21 juin 2024

Temps de lecture : 8 min

« Il n’y a rien de plus enrichissant que d’être utile à quelqu’un », Assaël Adary (Occurrence)

Le spécialiste de l’évaluation de la communication cache bien son jeu, ou plutôt ses tatouages. Le vrai Assaël Adary, fondateur de l’institut d’études Occurrence et co-auteur du célèbre Communicator, (car il vient de lancer son avatar*), répond au « Questionnaire d’INfluencia », autour d’une madeleine et d’un thé, au sein de l’hôtel Swann** – Proust oblige.

INfluencia : votre coup de cœur ?

Assaël Adary : il est à la fois pour une culture, des paysages, des gens et un pays : le Japon. Cela fait des années maintenant que j’ai eu un coup de cœur d’abord très virtuel et intellectuel pour le Japon, puis physique lors d’un premier voyage. Pour moi, c’est le pays du beau et du raffinement. Et le beau est apaisant. Quand on y va, on découvre cet amour réciproque entre Français et Japonais. Et puis comme souvent, lorsqu’on va au Japon, on n’a qu’une envie, c’est d’y retourner régulièrement. J’ai eu cette chance. C’est devenu une passion et une pulsion que je partage avec ma femme, qui s’est mis au japonais il y a 10 ans. Et comme elle le parle très bien, quoiqu’elle en dise, c’est encore une autre dimension de plaisir et de voyage qui s’offre à moi. Et ce coup de cœur s’est transformé en quasi-obsession pour tout ce qui touche à ce pays. Entre deux voyages, je me console à Paris avec de bons restaurants, des expos, voire des séries comme « Tokyo Vice ». Le hasard a d’ailleurs fait que mon petit frère qui vient de passer un an au Japon m’a appelé il y a quelques jours pour dire qu’il ne rentrerait pas. Et comme il a une petite amie japonaise, nos liens avec ce pays vont encore se resserrer. Nous allons certainement y retourner encore plus régulièrement.

DONNÉES FOURNIES:
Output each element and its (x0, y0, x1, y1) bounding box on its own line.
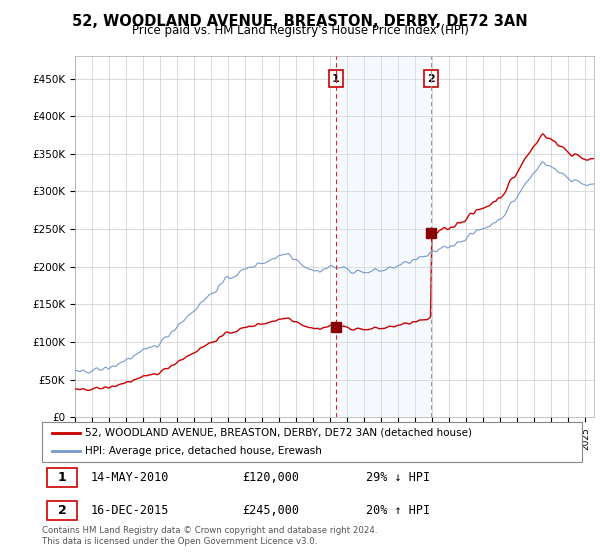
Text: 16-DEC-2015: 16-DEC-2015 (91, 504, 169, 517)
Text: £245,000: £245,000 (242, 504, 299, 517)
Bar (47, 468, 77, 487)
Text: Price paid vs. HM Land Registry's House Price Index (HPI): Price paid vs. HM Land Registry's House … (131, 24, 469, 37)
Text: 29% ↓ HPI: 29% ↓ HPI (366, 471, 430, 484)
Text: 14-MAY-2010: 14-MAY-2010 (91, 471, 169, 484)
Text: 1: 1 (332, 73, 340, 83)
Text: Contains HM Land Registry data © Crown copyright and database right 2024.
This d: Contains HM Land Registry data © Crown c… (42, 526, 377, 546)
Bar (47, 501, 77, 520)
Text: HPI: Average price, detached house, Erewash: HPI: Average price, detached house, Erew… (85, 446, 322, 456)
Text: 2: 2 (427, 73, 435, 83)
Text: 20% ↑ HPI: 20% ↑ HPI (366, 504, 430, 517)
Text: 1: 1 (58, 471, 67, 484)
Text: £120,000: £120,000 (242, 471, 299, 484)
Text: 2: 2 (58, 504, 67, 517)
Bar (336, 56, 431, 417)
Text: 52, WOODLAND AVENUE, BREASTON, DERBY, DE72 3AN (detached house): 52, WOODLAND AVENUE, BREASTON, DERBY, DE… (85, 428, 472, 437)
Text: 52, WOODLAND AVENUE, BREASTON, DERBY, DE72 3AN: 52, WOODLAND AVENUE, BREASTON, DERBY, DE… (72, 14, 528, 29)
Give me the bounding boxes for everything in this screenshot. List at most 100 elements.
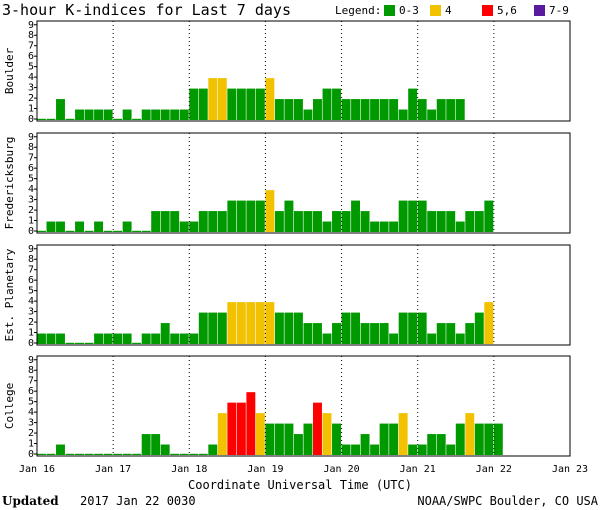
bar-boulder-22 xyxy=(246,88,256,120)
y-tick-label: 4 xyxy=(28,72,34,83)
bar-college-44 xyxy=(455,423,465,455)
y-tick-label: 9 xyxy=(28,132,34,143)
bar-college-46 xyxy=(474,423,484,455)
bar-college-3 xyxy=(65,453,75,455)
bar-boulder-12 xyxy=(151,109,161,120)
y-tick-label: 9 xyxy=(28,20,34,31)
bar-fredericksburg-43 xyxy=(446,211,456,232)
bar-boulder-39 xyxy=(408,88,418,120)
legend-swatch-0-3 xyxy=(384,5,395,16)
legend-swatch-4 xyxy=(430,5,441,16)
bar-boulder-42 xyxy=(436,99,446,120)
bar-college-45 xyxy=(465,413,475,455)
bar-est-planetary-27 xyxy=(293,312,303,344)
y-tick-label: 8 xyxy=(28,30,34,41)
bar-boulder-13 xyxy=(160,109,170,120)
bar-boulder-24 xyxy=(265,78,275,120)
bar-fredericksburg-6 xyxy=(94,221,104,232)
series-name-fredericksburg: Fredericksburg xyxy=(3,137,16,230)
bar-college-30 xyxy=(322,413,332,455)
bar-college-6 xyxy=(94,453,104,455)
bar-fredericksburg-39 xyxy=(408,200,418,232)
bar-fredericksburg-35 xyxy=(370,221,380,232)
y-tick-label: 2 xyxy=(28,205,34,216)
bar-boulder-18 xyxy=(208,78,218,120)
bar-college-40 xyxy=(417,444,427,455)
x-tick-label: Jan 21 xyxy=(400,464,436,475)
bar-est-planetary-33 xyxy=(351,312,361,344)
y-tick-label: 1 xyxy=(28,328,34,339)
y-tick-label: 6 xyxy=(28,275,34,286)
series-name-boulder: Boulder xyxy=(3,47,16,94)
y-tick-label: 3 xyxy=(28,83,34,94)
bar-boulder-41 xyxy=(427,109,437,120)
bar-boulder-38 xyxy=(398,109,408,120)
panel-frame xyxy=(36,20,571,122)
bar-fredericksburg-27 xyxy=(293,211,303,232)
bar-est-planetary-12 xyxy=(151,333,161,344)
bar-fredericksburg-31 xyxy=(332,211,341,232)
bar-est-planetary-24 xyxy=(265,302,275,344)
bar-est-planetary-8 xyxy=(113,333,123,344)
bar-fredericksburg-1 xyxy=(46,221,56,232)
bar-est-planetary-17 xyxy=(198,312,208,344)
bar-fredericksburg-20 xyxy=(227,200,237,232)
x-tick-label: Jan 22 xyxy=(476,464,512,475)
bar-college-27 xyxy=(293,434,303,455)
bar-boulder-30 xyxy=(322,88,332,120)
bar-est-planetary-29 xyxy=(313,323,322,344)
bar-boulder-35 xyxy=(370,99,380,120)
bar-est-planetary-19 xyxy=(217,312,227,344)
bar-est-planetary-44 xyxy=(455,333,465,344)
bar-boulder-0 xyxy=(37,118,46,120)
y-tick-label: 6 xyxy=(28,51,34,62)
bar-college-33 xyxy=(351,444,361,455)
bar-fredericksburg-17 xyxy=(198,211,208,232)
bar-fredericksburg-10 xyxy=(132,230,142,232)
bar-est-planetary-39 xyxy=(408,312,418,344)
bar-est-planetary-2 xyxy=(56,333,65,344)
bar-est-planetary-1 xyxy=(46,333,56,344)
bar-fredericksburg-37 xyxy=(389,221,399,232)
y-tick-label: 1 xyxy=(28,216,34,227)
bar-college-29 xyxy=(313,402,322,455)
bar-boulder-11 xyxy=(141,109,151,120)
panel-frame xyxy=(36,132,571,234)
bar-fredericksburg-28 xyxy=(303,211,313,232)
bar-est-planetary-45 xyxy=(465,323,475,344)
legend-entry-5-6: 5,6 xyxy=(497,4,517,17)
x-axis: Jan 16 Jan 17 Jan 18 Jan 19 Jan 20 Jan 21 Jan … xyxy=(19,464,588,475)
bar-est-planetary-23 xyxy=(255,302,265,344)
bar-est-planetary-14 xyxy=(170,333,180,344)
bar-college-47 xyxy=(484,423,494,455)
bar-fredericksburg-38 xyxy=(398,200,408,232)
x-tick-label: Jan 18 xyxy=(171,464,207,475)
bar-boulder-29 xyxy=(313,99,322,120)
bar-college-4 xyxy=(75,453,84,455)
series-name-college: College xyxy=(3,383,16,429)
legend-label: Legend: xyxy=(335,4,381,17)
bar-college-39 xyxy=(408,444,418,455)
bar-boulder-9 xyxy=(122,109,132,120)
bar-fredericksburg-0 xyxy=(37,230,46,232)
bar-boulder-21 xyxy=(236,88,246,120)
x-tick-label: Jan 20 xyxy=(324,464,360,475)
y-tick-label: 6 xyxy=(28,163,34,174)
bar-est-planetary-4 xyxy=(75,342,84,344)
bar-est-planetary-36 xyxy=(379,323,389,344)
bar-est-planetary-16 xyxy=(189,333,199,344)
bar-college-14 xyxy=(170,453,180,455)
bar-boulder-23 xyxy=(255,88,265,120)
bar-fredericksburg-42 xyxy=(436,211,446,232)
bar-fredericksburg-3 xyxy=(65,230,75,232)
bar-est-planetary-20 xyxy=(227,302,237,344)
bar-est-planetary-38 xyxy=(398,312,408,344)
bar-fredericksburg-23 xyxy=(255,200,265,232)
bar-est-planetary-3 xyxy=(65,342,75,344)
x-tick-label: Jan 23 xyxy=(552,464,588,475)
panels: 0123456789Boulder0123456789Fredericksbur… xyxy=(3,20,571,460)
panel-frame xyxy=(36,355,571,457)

À FAIRE:
[1] Parmi les lignes fournies, recopiez mot pour mot celles qui vont de la ligne contenant « Text: 16-DEC-2015: 16-DEC-2015 » jusqu'à la ligne contenant « Give me the », ces deux lignes comprises.
[2] Poursuivez l'entretien d'Assaël Adary à partir de sa dernière phrase.

RÉPONSES DANS L'ORDRE:
[1]
Text: 16-DEC-2015: 16-DEC-2015 (91, 504, 169, 517)
Text: £245,000: £245,000 (242, 504, 299, 517)
Bar (47, 468, 77, 487)
Text: Price paid vs. HM Land Registry's House Price Index (HPI): Price paid vs. HM Land Registry's House … (131, 24, 469, 37)
Text: 29% ↓ HPI: 29% ↓ HPI (366, 471, 430, 484)
Text: 14-MAY-2010: 14-MAY-2010 (91, 471, 169, 484)
Text: 1: 1 (332, 73, 340, 83)
Text: Contains HM Land Registry data © Crown copyright and database right 2024.
This d: Contains HM Land Registry data © Crown c… (42, 526, 377, 546)
Bar (47, 501, 77, 520)
Text: HPI: Average price, detached house, Erewash: HPI: Average price, detached house, Erew… (85, 446, 322, 456)
Text: 2: 2 (427, 73, 435, 83)
Text: 20% ↑ HPI: 20% ↑ HPI (366, 504, 430, 517)
Text: 1: 1 (58, 471, 67, 484)
Text: £120,000: £120,000 (242, 471, 299, 484)
Text: 2: 2 (58, 504, 67, 517)
Bar (336, 56, 431, 417)
Text: 52, WOODLAND AVENUE, BREASTON, DERBY, DE72 3AN (detached house): 52, WOODLAND AVENUE, BREASTON, DERBY, DE… (85, 428, 472, 437)
Text: 52, WOODLAND AVENUE, BREASTON, DERBY, DE72 3AN: 52, WOODLAND AVENUE, BREASTON, DERBY, DE… (72, 14, 528, 29)
Give me the bounding boxes for everything in this screenshot. List at most 100 elements.

[2]
 

En 2023, j’ai reçu de nombreuses insultes et surtout des menaces de mort

IN. : et votre coup de colère ?

A.A. : avoir dû porter plainte pour menaces de mort à caractère antisémite en avril 2023. Cela m’a fait un choc parce que je ne peux pas dire que j’ai connu l’antisémitisme autrefois. À l’école, on se moquait un peu de mon prénom, on m’appelait « Azraël, le chat de Gargamel » (ndlr dans les Schtroumpfs). Mais cela n’allait jamais bien loin.  Je me souviens, à la grande époque de « Touche pas à mon pote », j’avais un copain, Rachid qui portait la panoplie complète de Yasser Arafat et des leaders de l’OLP, mais à aucun moment nous ne nous insultions et avons essayé d’importer le sujet.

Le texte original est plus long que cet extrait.